Provided text:
Kolmogorov-Smirnov Tests

x <- rnorm(50)
y <- runif(30)
# null hypothesis is x and y come from the same distribution
# Do x and y come from the same distribution?
ks.test(x, y)

	Two-sample Kolmogorov-Smirnov test

data:  x and y
D = 0.56, p-value = 6.303e-06
alternative hypothesis: two-sided

z <- rnorm(10000)
x <- sample(z, 100)
y <- sample(z, 100)
ks.test(x, y)

	Two-sample Kolmogorov-Smirnov test

data:  x and y
D = 0.09, p-value = 0.8127
alternative hypothesis: two-sided

ANOVA

Tidyverse

Perform a function rowwise. https://stackoverflow.com/questions/53599684/dplyr-mutate-specific-columns-by-evaluating-lookup-cell-value

my_df <- structure(
  list(
    chr = c("chr1", "chr1", "chr1", "chr1", "chr1", "chr1"),
    pos = c(13273L, 17365L, 17407L, 17614L, 183358L, 183598L),
    ref = c("G", "C", "G", "G", "G", "C"),
    alt = c("C", "G", "A", "A", "C", "G"),
    A = c(0L, 0L, 4L, 6L, 0L, 0L),
    C = c(18L, 18L, 0L, 0L, 6L, 40L),
    G = c(0L, 1L, 12L, 10L, 12L, 6L),
    T = c(0L, 0L, 0L, 0L, 0L, 0L),
    all = c(18L, 19L, 16L, 16L, 18L, 46L)

Data entries:
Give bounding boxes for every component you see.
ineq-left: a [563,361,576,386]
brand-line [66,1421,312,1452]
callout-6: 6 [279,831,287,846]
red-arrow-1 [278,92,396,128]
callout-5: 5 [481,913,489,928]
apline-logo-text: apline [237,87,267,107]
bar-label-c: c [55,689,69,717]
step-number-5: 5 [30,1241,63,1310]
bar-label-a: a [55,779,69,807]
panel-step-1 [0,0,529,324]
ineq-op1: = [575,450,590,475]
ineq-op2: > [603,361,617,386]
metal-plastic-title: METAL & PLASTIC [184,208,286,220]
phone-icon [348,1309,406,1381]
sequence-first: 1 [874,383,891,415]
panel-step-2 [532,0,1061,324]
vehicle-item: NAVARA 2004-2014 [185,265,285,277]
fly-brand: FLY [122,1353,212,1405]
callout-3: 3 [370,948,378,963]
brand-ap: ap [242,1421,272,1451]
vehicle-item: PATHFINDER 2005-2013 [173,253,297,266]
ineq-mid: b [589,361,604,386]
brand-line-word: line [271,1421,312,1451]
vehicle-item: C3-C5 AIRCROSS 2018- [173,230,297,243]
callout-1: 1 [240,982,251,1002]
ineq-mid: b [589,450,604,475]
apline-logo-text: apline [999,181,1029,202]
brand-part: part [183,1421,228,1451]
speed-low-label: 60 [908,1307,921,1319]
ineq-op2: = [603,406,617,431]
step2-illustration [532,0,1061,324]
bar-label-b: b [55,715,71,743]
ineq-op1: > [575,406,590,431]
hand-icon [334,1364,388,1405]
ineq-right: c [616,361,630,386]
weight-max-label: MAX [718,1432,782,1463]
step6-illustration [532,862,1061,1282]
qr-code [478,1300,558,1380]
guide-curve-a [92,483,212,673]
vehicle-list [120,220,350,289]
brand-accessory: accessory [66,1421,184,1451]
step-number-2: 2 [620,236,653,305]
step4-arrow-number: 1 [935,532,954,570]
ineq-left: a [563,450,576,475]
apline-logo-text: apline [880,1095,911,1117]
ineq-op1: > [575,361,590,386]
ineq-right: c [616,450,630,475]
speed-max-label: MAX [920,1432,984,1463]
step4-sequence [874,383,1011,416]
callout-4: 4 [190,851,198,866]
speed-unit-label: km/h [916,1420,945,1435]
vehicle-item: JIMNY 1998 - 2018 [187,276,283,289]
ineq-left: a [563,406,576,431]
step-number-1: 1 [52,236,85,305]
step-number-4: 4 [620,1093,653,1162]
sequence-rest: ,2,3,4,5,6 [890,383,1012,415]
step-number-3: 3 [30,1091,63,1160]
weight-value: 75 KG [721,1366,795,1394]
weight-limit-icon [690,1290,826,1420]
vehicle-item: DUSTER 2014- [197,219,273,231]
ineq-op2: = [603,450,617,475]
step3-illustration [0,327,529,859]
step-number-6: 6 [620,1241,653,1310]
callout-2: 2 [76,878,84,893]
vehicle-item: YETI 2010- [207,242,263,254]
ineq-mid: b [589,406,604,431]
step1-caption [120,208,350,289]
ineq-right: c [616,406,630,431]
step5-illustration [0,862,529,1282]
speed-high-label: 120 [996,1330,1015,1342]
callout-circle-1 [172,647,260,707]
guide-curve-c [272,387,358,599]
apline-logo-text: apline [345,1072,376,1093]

What is asked:
(A) In the R notes on Kolmogorov-Smirnov tests, what null hypothesis does the code comment state?
(B) Continue the R notes on Kolmogorov-Smirnov tests and Tidyverse from the point where they stop.

The results:
(A) That x and y come from the same distribution.

(B)
  ),
  row.names = c(NA, -6L),
  class = c("tbl_df", "tbl", "data.frame")
)

my_df %>%
  mutate(ref_count = pmap_chr(
    .l = .,
    .f = function(...){
      row <- c(...)
      cols <- row["ref"]
      row[cols]
    }
  ))

pmap can be used to effectively work on dataframes by row by capturing each row as a named vector; you can then get the desired column names for indexing as cols by selecting them with ["ref"]. The function captures all the "..." arguments with "c(...)". Basically we are calling each row of the dataframe as arguments to the function.

Graphics

Creating a grayscale gradient image

#the function image displays a colour Image
#the function gray is the gray level specification
image(as.matrix(seq(1,100,0.1)), col=gray((0:200)/200), yaxt='n', xaxt='n')
#image with legend
#use image.plot from the fields package
#http://www.image.ucar.edu/GSP/Software/Fields/Help/image.plot.html
install.packages("fields")
library(fields)
image.plot(correlations)
#function for error bars from http://monkeysuncle.stanford.edu/?p=485
error.bar <- function(x, y, upper, lower=upper, length=0.1,...){
   if(length(x) != length(y) | length(y) !=length(lower) | length(lower) != length(upper))
   stop("vectors must be same length")
   arrows(x,y+upper, x, y-lower, angle=90, code=3, length=length, ...)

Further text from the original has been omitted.